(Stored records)
---------------

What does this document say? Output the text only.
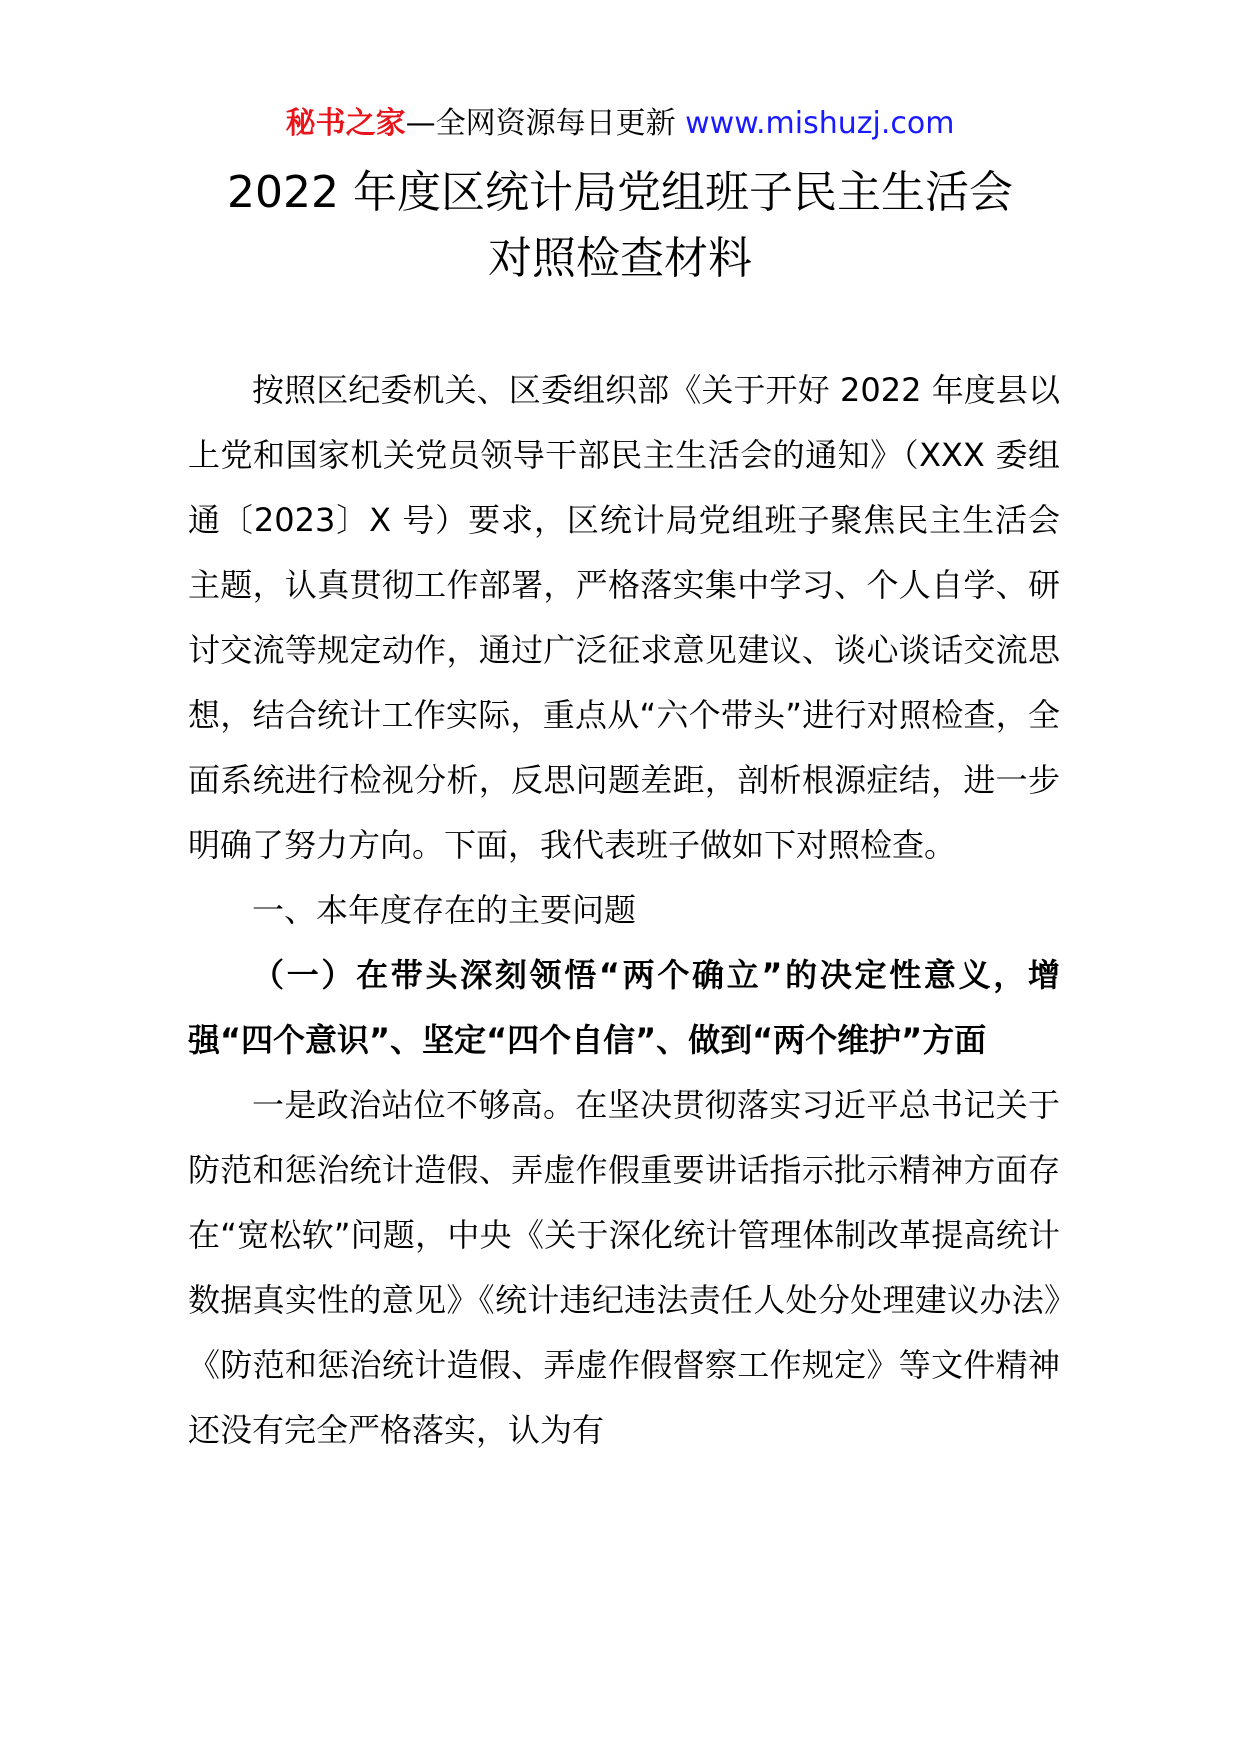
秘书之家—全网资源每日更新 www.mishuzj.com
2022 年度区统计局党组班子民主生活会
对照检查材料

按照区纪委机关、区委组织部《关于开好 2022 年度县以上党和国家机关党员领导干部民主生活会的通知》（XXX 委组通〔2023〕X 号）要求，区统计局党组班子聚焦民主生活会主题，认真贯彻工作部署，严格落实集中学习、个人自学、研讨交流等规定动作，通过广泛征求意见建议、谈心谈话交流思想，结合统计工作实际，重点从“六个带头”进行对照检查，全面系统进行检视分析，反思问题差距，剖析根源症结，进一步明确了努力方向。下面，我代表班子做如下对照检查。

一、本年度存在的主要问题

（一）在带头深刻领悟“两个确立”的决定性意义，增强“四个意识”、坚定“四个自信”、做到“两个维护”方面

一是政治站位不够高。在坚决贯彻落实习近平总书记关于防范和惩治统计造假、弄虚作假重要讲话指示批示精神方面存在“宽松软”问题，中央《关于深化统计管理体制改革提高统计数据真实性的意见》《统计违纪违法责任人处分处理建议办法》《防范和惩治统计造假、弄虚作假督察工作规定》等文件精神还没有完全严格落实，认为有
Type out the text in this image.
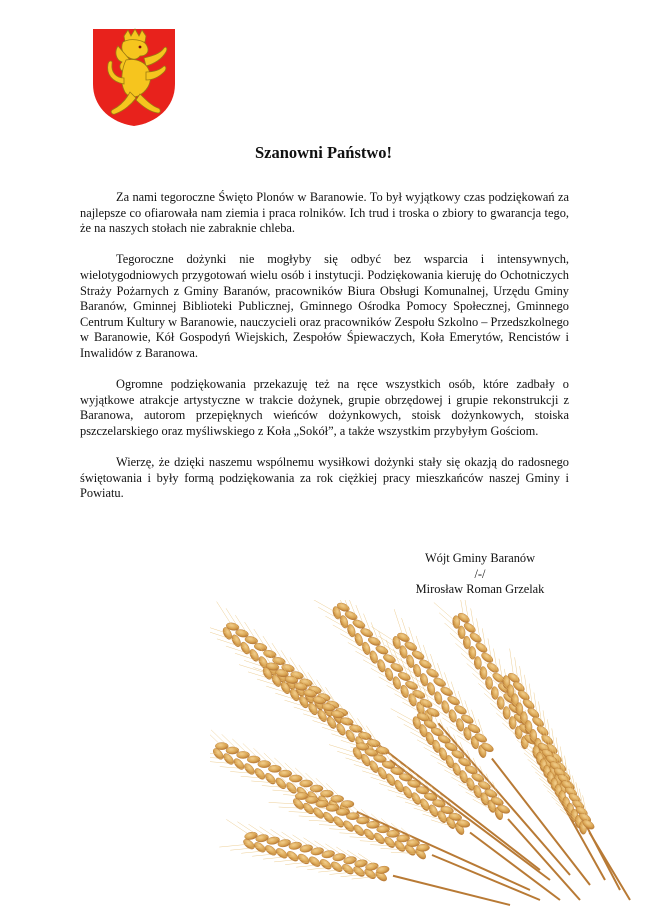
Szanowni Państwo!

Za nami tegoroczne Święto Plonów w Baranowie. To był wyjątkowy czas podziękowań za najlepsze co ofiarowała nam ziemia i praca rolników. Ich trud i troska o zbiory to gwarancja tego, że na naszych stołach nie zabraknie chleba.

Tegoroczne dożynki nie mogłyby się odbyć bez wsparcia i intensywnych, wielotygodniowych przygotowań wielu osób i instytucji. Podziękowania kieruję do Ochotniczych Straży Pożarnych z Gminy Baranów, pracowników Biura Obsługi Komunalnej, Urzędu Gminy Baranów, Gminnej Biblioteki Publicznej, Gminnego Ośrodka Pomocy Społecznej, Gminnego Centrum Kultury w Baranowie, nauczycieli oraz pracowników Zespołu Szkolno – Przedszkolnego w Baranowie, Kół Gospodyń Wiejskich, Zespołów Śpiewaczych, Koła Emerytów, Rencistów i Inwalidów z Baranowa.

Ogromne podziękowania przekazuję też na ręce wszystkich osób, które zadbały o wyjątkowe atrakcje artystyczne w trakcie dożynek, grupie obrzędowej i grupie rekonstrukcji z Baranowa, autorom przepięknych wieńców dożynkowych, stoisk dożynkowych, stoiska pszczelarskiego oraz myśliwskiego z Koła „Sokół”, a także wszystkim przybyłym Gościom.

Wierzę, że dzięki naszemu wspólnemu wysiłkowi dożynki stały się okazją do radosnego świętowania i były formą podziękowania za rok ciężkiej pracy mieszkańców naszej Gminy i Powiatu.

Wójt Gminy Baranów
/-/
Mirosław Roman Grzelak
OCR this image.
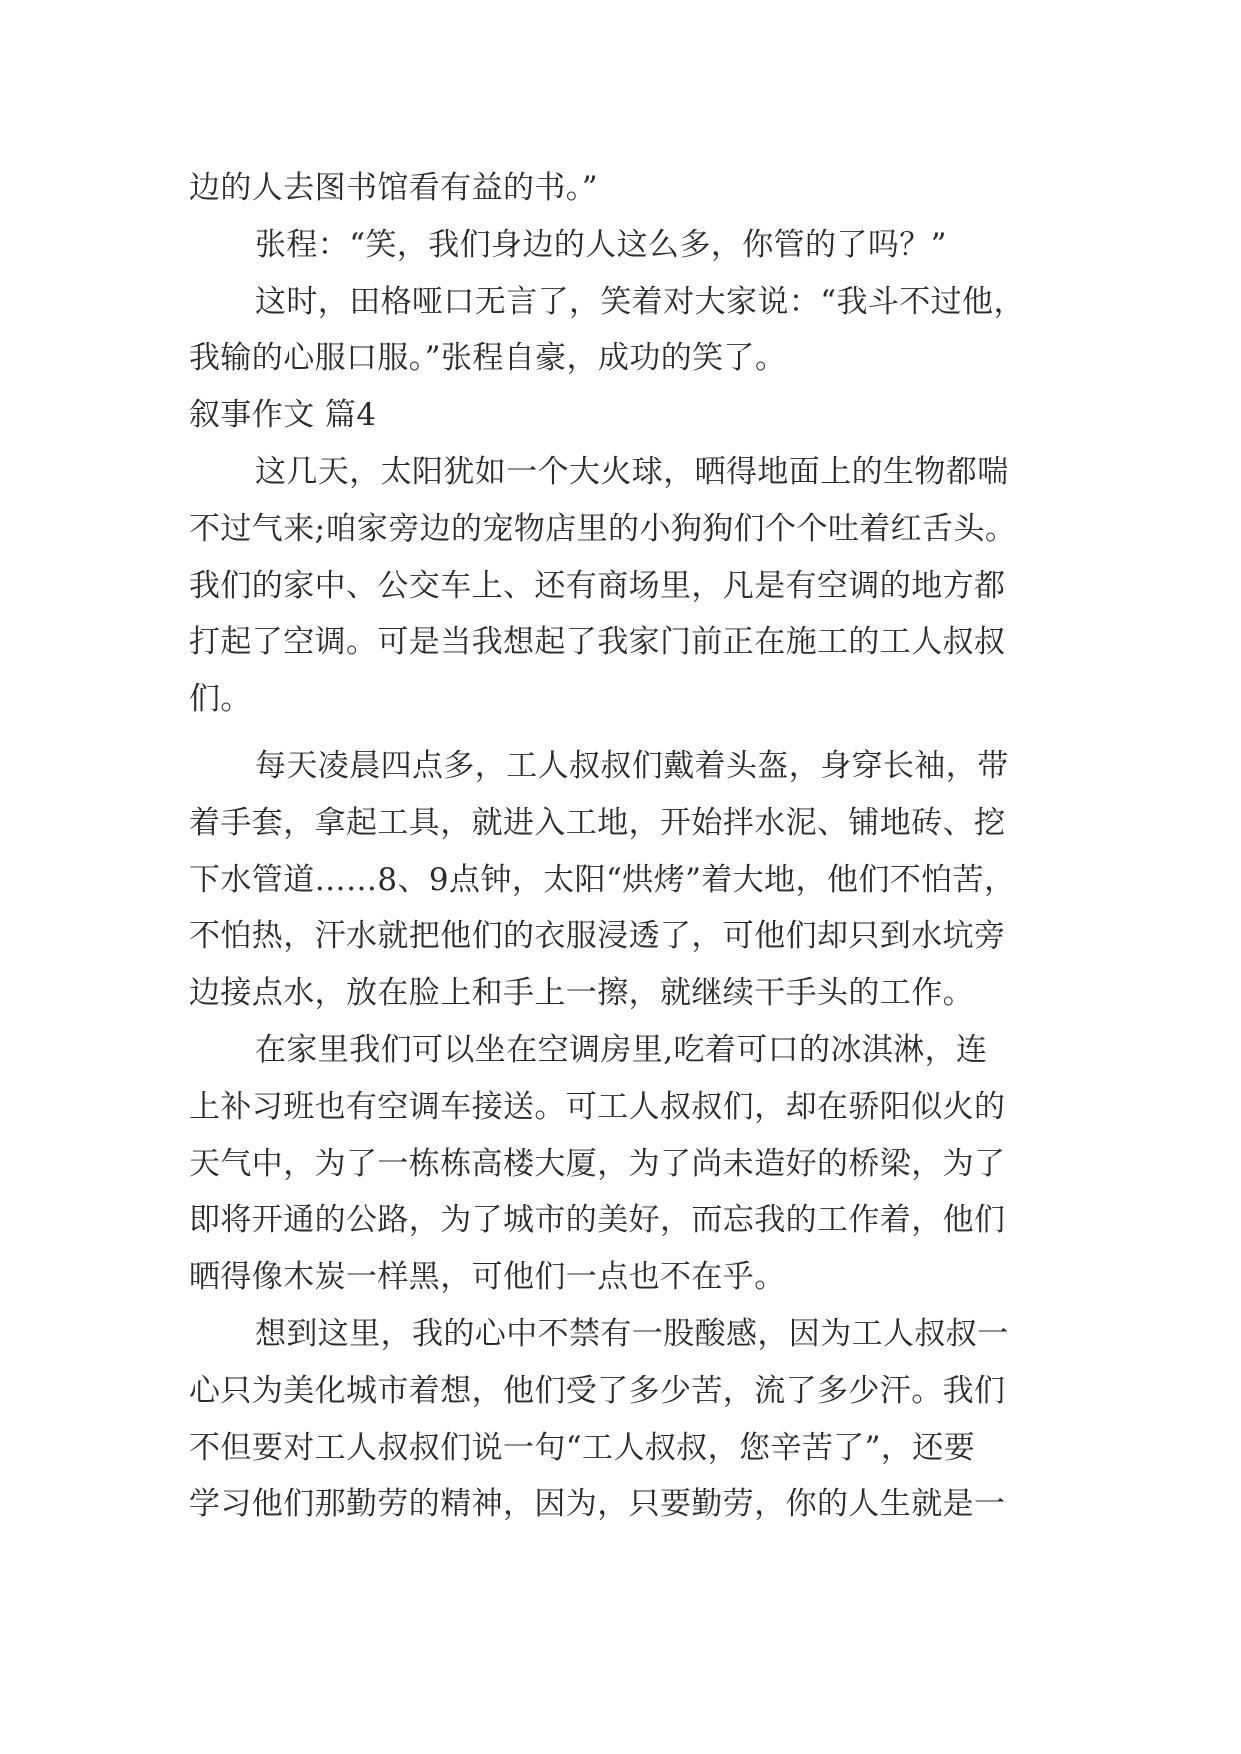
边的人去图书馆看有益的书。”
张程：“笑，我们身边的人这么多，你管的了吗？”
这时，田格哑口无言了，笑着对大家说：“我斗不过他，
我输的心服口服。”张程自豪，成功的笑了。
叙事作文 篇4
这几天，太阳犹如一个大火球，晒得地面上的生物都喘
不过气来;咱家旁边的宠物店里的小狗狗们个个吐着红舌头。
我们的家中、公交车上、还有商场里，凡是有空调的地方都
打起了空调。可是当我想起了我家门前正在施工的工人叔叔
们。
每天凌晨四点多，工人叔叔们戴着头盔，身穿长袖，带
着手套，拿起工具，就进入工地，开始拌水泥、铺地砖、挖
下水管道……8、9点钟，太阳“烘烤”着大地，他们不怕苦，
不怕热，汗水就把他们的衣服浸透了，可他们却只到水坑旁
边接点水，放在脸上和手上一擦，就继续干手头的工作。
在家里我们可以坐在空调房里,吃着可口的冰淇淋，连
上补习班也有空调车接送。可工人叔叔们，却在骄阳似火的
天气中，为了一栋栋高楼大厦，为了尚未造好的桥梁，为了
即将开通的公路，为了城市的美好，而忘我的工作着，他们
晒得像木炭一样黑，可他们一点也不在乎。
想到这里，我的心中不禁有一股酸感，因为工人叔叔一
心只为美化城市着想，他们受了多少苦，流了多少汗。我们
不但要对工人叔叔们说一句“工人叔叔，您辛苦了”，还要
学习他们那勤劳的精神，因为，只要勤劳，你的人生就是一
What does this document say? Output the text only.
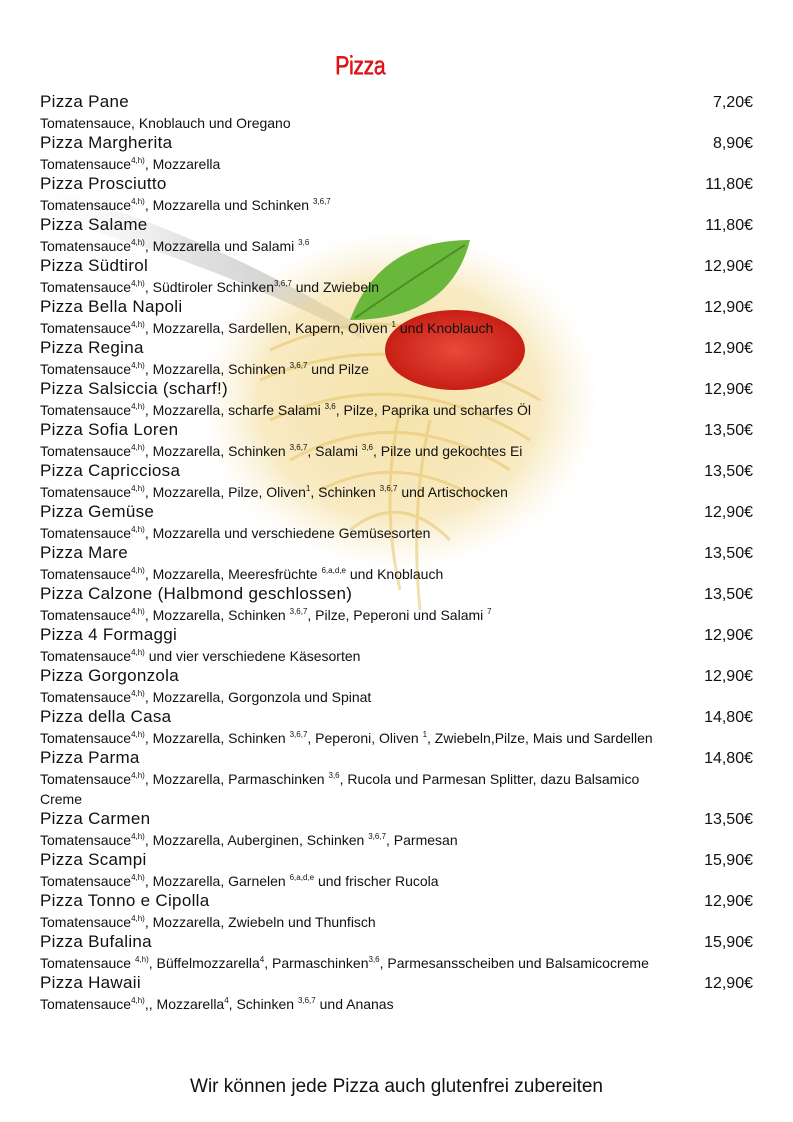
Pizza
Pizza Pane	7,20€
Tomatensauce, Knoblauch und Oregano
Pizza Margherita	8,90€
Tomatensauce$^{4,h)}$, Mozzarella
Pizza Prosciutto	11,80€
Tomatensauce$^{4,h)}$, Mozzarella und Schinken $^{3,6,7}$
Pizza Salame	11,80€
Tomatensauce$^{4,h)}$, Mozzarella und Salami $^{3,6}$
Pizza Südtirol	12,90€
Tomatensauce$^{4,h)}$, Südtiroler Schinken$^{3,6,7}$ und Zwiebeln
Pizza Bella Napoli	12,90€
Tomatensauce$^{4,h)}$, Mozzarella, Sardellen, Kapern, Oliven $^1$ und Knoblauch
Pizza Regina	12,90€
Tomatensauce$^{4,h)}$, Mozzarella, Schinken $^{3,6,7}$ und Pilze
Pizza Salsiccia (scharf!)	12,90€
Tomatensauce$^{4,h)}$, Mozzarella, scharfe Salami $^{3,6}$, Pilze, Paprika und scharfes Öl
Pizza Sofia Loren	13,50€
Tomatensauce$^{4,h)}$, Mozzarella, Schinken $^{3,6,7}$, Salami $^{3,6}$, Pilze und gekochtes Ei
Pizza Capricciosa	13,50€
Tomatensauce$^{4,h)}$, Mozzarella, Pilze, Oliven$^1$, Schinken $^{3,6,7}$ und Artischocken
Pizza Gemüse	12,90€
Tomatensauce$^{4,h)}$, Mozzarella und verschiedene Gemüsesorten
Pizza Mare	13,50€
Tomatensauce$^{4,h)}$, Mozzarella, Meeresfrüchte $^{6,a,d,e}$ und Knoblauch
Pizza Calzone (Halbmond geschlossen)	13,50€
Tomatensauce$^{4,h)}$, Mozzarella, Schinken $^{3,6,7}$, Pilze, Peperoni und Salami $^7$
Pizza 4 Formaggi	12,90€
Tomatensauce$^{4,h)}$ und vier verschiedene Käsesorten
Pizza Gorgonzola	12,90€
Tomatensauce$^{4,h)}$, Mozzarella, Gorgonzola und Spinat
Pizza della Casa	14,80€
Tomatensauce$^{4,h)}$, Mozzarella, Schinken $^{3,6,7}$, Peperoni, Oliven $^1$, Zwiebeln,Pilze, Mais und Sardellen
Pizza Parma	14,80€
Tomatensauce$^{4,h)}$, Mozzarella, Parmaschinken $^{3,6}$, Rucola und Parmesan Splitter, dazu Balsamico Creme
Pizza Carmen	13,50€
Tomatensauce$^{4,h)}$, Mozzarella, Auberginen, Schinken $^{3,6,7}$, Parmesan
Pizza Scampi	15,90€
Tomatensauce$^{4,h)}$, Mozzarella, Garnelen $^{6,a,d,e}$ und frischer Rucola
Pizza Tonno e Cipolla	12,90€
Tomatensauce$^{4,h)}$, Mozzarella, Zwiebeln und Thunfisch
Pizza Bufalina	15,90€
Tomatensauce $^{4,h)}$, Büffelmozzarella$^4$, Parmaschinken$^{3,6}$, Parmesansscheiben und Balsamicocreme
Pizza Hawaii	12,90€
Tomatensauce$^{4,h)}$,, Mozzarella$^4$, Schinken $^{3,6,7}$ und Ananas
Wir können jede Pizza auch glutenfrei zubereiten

---------------

Job:
Copy all lines of the listing above that contain the string "Zwiebeln".

Result below:
Tomatensauce$^{4,h)}$, Südtiroler Schinken$^{3,6,7}$ und Zwiebeln
Tomatensauce$^{4,h)}$, Mozzarella, Schinken $^{3,6,7}$, Peperoni, Oliven $^1$, Zwiebeln,Pilze, Mais und Sardellen
Tomatensauce$^{4,h)}$, Mozzarella, Zwiebeln und Thunfisch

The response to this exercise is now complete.